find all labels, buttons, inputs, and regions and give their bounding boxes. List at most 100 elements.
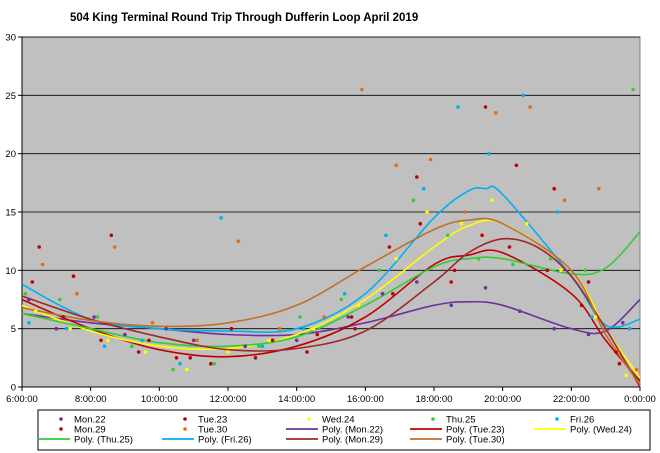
◇ ◇ ◇
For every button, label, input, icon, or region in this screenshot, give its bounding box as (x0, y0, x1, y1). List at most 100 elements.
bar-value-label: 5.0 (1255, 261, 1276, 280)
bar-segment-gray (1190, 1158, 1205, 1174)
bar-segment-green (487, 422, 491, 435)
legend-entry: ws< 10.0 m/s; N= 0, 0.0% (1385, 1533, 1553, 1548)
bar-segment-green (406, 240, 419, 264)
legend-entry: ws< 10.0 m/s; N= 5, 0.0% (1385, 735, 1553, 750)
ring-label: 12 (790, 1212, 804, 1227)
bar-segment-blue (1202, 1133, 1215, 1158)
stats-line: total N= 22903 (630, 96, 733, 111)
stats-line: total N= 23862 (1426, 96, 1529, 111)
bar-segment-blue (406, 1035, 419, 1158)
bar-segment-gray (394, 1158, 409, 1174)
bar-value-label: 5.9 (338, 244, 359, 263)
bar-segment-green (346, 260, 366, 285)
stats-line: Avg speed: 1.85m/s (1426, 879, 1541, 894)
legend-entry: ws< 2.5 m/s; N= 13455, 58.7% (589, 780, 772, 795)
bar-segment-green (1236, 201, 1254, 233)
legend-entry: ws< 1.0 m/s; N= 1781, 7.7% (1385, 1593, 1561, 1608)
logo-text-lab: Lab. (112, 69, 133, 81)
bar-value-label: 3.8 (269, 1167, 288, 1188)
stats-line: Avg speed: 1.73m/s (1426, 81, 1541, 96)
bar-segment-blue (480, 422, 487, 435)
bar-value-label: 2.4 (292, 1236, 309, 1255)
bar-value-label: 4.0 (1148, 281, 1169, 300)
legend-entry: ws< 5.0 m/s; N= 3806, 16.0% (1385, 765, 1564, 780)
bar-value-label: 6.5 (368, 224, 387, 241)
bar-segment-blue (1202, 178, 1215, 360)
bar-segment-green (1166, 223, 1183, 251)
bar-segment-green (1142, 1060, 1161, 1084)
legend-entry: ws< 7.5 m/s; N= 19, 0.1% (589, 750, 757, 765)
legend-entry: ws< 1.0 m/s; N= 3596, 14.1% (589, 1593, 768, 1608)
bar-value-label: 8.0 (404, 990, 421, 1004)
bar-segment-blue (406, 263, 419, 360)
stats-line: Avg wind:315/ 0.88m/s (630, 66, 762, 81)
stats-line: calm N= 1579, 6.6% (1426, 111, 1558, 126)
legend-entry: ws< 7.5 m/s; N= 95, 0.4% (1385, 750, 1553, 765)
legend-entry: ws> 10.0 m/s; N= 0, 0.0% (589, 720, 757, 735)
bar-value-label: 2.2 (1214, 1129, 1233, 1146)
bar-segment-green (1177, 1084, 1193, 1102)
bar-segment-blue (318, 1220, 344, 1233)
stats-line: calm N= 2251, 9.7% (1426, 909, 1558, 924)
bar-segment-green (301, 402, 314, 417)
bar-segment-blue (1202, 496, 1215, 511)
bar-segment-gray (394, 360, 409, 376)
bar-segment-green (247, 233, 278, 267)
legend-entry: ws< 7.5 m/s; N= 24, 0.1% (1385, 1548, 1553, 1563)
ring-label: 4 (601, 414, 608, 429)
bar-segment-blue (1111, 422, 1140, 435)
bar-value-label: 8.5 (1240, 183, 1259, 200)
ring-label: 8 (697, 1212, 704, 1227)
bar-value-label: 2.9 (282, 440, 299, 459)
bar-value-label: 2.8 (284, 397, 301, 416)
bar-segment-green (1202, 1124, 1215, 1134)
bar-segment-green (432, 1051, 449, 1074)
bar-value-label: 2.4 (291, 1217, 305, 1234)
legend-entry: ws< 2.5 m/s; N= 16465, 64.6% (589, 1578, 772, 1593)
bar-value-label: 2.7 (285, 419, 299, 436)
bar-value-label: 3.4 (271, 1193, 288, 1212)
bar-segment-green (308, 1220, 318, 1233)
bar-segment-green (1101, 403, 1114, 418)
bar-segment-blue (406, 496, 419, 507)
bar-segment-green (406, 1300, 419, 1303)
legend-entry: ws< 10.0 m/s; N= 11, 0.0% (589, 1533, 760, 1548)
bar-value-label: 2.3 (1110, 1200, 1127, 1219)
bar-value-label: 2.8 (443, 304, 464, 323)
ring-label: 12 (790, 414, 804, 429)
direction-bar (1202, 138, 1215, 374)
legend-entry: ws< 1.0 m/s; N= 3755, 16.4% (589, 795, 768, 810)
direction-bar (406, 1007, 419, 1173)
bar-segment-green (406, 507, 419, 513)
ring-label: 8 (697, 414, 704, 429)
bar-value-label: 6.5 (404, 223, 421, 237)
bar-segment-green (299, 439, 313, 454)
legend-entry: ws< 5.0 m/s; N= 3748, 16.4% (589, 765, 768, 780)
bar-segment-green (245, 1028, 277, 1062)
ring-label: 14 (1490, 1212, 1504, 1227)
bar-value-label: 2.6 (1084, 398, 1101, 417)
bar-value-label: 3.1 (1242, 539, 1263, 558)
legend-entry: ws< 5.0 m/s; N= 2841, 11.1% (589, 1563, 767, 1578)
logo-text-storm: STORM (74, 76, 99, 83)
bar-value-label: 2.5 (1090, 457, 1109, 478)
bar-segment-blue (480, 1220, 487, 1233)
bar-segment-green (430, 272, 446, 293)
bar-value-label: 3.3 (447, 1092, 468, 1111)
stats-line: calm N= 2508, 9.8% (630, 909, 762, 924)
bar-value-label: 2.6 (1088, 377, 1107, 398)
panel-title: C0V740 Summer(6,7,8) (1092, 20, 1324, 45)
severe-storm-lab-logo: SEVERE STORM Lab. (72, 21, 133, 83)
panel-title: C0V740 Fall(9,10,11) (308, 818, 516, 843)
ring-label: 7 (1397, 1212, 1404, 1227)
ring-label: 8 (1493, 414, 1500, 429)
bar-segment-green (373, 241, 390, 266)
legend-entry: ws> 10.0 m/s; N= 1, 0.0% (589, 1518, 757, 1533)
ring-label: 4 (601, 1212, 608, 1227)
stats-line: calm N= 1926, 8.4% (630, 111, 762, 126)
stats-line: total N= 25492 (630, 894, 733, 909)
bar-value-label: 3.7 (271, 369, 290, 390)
◇ ◇ ◇
=== GIVEN REQUEST ===
Could you repeat, character for character, the items above from the line with "For every button, label, input, icon, or" up to and including the line with "legend-entry: ws< 10.0 m/s; N= 5, 0.0%"?

=== SOLVED EXERCISE ===
For every button, label, input, icon, or region in this screenshot, give its bounding box as (x0, y0, x1, y1). List at most 100 elements.
bar-value-label: 5.0 (1255, 261, 1276, 280)
bar-segment-gray (1190, 1158, 1205, 1174)
bar-segment-green (487, 422, 491, 435)
legend-entry: ws< 10.0 m/s; N= 0, 0.0% (1385, 1533, 1553, 1548)
bar-segment-green (406, 240, 419, 264)
legend-entry: ws< 10.0 m/s; N= 5, 0.0% (1385, 735, 1553, 750)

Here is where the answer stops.